• **Task objective**: In the natural gradient derivation, what does the Fisher information matrix describe?
── Source text
Let’s try to rewrite our gradient update from SGD with the KL-divergence instead of the euclidean metric: $$\Theta_{t+1} := \argmin_\Theta \left[\big<\Theta - \Theta_t, \nabla \mathcal{L}(\Theta)\big|_{\Theta_t}\big> + \frac{1}{2\eta}D_{KL}(q(x|\Theta)||q(x|\Theta_t)) \right]$$ To minimize this expression we set the derivative to zero $$\nabla \mathcal{L}(\Theta)\bigg|_{\Theta_t} + \frac{1}{\eta}\nabla D_{KL}\left(q(x|\Theta)||q(x|\Theta_t)\right)\bigg|_{\Theta_{t+1}} = 0\tag{3}.$$ So to solve this we need the gradient of the KL-divergence, which we will approximate by Taylor expanding the $D_{KL}$ around $\Theta_t$. In the following we denote $D_{KL}(\Theta||\Theta_t) := D_{KL}(q(x|\Theta)||q(x|\Theta_t))$ for brevity. In second order we obtain $$ \begin{align*} D_{KL}(\Theta||\Theta_t)\approx D_{KL}(\Theta_t||\Theta_t) + \nabla D_{KL}(\Theta||\Theta_t)\big|_{\Theta_t}(\Theta-\Theta_t)\\ +\frac{1}{2}(\Theta - \Theta_t)^T H_{D_{KL}}\big|_{\Theta_t} (\Theta - \Theta_t), \end{align*} $$ where $H_{D_{KL}}$ denotes the Hessian with respect to $\Theta$. The first term obviously vanishes since the divergence for identical distributions is zero. The second becomes zero as well, which we can see if we insert the definition from Eq. $(2)$: $$ \begin{align*} \nabla D_{KL}(\Theta||\Theta_t)\big|_{\Theta_t}=&\sum_x \nabla p(\Theta)\big|_{\Theta_t}\log\left(\frac{p(\Theta_t)}{p(\Theta_t)}\right) + p(\Theta)\nabla\log\left(\frac{p(\Theta)}{p(\Theta_t)}\right) \\ & =\sum_x \nabla p(\Theta) - p(\Theta) \nabla\log\left(p(\Theta_t)\right) = \nabla 1 = 0. \end{align*} $$ We can now insert the Taylor expression for the KL-divergence in Eq. $(3)$ to obtain $$\nabla\mathcal{L}(\Theta)\bigg|_{\Theta_t}+\frac{1}{\eta}H_{D_{KL}}\bigg|_{\Theta_t}(\Theta - \Theta_t)=0,$$ which leads to our update-rule $$\Theta_{t+1} := \Theta_t - \eta H^{-1}_{D_{KL}}\bigg|_{\Theta_t}\nabla\mathcal{L}(\Theta)\bigg|_{\Theta_t} \tag{4}.$$ Comparing this with Eq. $(1)$ we can identify the metric $G$ with the hessian of the KL-divergence $H_{D_{KL}}$. Rearranging the terms we can bring the hessian of the KL-divergence in the familiar form of the fisher information matrix $${H_{D_{KL}}}_{ij} = g_{ij} = \sum_x p(x|\Theta)\frac{\partial \log p(x|\Theta)}{\partial \Theta_i}\frac{\partial \log p(x|\Theta)}{\partial \Theta_j}.$$ The fisher information matrix thus describes the local curvature of the statistical manifold. With Eq. $(4)$ it constitutes the classical natural gradient descent.
────
── Data excerpt
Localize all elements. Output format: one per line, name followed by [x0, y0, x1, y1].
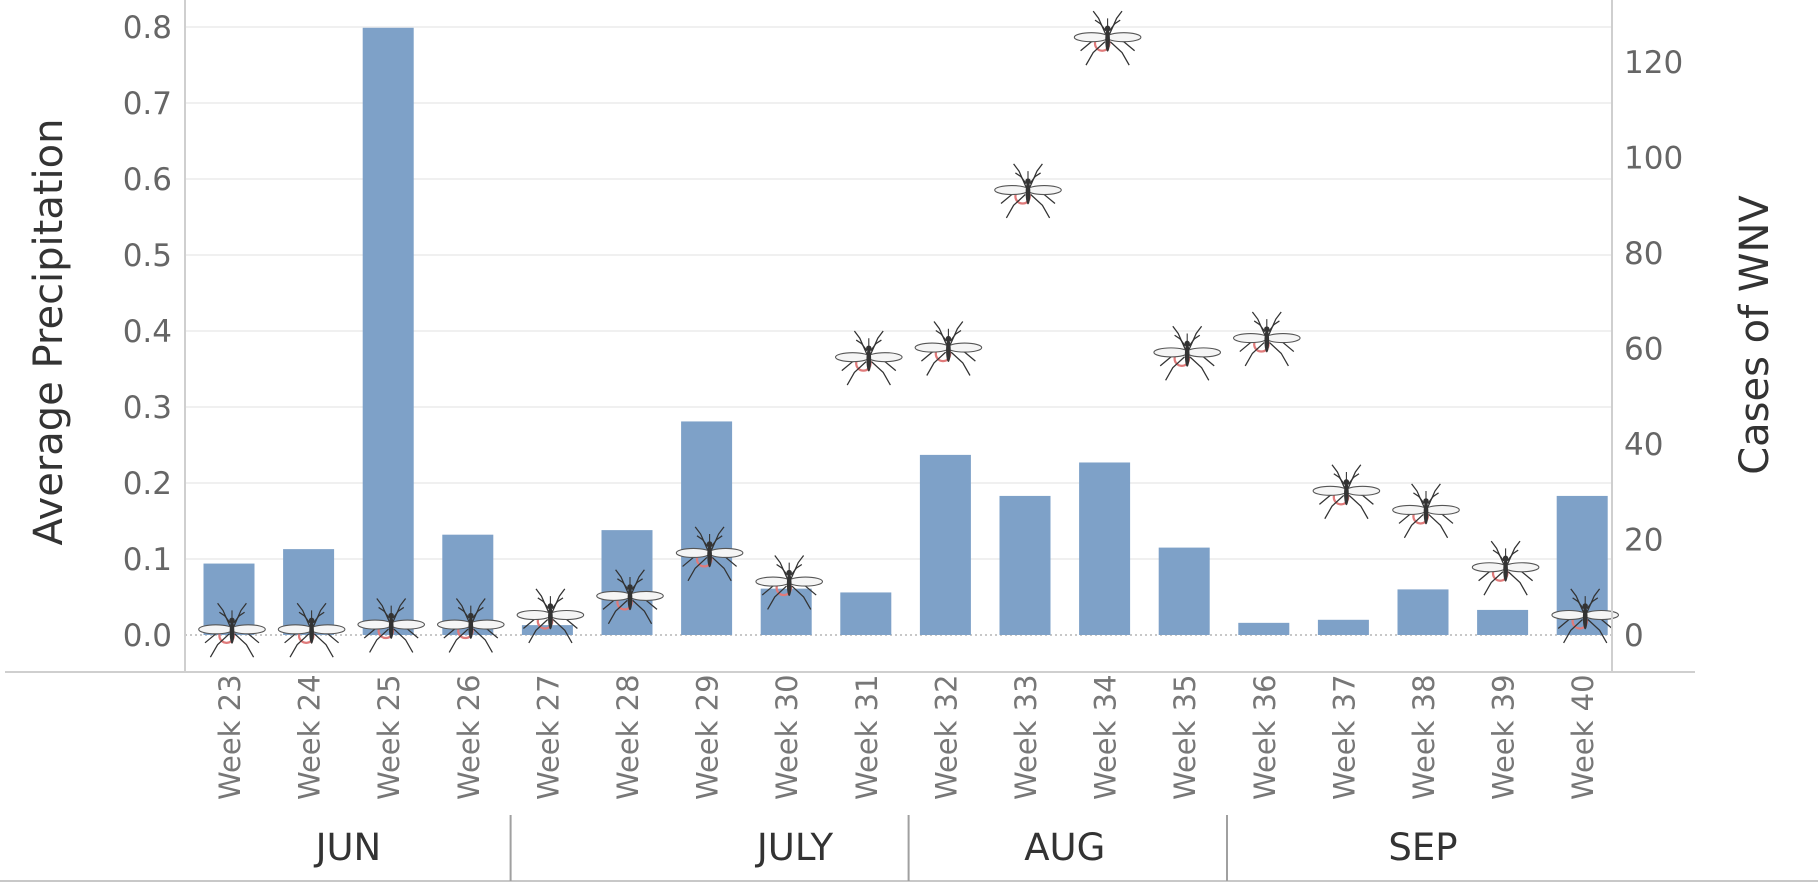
────
• **Exercise solution**: The local curvature of the statistical manifold.